**WHAT THIS EXERCISE ASKS**
1 - Repeat the Spring Boot issue report word for word from "I assume this" to "was a miss.".
2 - Carry on the Spring Boot issue report, starting right after its final sentence.

**TEXT SECTION**

The Problem

Through Spring Boot 2.3.9.RELEASE, org.springframework.boot.autoconfigure.security.servlet.SpringBootWebSecurityConfiguration was a public class, with no deprecation.

In 2.4.0, the keyword "public" was dropped, making it package-private.

I assume this is an improvement and 3 SRs into 2.4.x is too late to change.

But isn't the policy is that class and methods that should no longer be used as of future release X are to be deprecated in release X-1 (or is it X-2)? I think this qualifies, and so was a miss.

Side note

FWIW, my particular problem is a @Configuration class in a library (which I didn't write), itself conditional (another class is used for Webflux):

@ConditionalOnWebApplication(type = ConditionalOnWebApplication.Type.SERVLET)

with this additional annotation:

@AutoConfigureBefore({SecurityAutoConfiguration.class, UserDetailsServiceAutoConfiguration.class,
        SecurityFilterAutoConfiguration.class, SpringBootWebSecurityConfiguration.class})

(I'm not sure what issue listing SpringBootWebSecurityConfiguration solved, back when the library was updated for Spring Boot 2.0, but I'm removing mention of SpringBootWebSecurityConfiguration and proceeding from there.)

To Reproduce

Add @AutoConfigureBefore(SpringBootWebSecurityConfiguration.class) to some configuration class.

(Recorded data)
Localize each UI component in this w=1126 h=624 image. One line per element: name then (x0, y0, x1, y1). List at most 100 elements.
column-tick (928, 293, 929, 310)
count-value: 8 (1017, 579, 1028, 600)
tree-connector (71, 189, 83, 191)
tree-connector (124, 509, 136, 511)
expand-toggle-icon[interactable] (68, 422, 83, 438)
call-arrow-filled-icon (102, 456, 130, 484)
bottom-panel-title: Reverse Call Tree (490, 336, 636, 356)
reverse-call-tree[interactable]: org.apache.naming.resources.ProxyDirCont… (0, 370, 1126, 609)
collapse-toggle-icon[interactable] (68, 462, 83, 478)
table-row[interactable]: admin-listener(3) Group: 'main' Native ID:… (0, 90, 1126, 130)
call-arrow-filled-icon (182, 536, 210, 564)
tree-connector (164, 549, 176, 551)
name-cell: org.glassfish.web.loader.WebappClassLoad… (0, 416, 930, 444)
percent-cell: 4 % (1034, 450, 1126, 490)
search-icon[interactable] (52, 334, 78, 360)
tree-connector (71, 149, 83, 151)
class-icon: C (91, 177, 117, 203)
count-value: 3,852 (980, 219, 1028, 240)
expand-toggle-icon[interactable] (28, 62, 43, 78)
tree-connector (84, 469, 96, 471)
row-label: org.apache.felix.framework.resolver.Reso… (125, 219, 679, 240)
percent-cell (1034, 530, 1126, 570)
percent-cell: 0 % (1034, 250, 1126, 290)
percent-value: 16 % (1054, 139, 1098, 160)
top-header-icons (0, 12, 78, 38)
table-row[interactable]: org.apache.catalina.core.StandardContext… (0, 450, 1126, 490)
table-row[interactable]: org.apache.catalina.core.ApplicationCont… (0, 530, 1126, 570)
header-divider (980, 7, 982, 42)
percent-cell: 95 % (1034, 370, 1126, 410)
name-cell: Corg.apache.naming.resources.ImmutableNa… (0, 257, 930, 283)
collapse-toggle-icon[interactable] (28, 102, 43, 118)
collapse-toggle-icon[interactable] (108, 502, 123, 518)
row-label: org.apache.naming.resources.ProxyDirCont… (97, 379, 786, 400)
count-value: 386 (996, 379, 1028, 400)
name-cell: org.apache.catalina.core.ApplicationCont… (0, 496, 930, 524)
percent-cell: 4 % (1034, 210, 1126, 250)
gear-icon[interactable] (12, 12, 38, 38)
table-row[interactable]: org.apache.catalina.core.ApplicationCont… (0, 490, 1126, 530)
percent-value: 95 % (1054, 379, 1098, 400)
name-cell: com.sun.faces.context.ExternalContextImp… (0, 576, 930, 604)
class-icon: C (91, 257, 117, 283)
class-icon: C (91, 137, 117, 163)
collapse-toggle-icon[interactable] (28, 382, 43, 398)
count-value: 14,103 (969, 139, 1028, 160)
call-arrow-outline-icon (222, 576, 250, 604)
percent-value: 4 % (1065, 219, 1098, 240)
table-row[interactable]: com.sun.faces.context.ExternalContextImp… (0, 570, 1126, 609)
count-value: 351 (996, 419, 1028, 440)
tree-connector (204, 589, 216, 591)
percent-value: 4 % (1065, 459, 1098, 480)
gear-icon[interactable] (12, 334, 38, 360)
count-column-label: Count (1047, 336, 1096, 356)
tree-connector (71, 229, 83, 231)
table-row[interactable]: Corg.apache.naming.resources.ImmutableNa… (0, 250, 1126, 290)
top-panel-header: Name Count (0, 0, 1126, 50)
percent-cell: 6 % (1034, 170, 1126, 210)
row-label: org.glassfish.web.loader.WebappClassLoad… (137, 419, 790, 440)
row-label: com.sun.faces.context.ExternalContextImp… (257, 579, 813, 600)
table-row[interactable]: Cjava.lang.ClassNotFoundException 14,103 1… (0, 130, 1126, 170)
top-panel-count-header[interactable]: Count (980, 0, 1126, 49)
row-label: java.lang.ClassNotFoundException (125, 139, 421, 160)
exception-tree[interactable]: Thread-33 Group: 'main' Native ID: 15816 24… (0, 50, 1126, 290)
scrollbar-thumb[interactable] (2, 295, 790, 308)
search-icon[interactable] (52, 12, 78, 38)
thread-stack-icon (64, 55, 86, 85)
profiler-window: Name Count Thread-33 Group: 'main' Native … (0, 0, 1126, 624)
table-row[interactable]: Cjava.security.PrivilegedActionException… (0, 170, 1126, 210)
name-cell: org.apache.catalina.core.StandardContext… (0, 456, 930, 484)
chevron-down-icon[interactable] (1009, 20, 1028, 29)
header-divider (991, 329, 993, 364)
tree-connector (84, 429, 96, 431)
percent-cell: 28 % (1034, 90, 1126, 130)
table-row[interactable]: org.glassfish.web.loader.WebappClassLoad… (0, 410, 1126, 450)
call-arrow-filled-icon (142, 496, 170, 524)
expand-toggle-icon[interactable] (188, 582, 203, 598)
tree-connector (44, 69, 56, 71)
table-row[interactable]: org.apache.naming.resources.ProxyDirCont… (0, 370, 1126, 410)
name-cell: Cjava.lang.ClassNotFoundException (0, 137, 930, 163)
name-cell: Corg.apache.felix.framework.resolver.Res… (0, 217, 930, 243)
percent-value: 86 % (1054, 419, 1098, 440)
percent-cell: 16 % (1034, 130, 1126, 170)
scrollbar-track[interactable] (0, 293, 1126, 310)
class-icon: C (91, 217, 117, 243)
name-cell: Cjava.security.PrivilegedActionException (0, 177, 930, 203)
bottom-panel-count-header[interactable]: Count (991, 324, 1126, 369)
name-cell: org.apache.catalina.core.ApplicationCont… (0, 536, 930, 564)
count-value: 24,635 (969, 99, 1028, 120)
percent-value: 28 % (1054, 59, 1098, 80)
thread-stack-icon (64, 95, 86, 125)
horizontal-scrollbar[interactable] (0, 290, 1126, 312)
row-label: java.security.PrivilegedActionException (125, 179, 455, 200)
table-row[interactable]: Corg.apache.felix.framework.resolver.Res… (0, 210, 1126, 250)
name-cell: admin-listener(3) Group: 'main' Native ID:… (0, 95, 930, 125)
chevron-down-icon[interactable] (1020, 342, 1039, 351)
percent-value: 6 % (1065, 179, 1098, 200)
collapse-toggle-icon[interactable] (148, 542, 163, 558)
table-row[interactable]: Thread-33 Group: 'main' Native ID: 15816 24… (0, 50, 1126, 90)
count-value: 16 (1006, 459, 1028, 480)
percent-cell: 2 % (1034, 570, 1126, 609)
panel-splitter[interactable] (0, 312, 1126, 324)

**ANSWERS FOR THE TASKS**
1 -
I assume this is an improvement and 3 SRs into 2.4.x is too late to change.

But isn't the policy is that class and methods that should no longer be used as of future release X are to be deprecated in release X-1 (or is it X-2)? I think this qualifies, and so was a miss.

2 -
Expected Behavior

Well, the best case would be the absence of compilation errors like this:

... org.springframework.boot.autoconfigure.security.servlet.SpringBootWebSecurityConfiguration is not public in org.springframework.boot.autoconfigure.security.servlet; cannot be accessed from outside package

But more to the point, I would have expected to see this class deprecated (with a comment explaining that it was to be made package-private, not removed) prior to this change.

tl;dr

This is really just a plea for developers to be more cautious about making classes and methods less public.

Comment From: philwebb

We're generally quite careful about removing things like public, but auto-configuration classes are a bit special. We consider them somewhat internal and tend to be a bit more aggressive about changes like this. Generally speaking most users should only be referencing the public classes to either set @AutoConfigureBefore/@AutoConfigureAfter or to exclude them.

This particular class is a good example of something that should really be package-private. Defining @AutoConfigureBefore(SpringBootWebSecurityConfiguration.class) will actually have no effect because @AutoConfigureBefore/@AutoConfigureAfter only changes the order of top-level auto-configuration classes. Since SpringBootWebSecurityConfiguration isn't an auto-configuration class itself (it's only imported by one) trying to apply ordering wont work. We had a really old issue (#7697) to try and detect this kind of error but it was quite hard to implement and we decided to drop it in the end to focus on other enhancements.

It's annoying that we sometimes need to make classes we'd rather keep internal as public just so that we can use them ourselves. Some projects use an @Internal annotation to flag classes like that. I've never been too keen on this approach in Spring Boot. People just tend to ignore them anyway.

Comment From: larrywest

@philwebb Good explanation, thanks.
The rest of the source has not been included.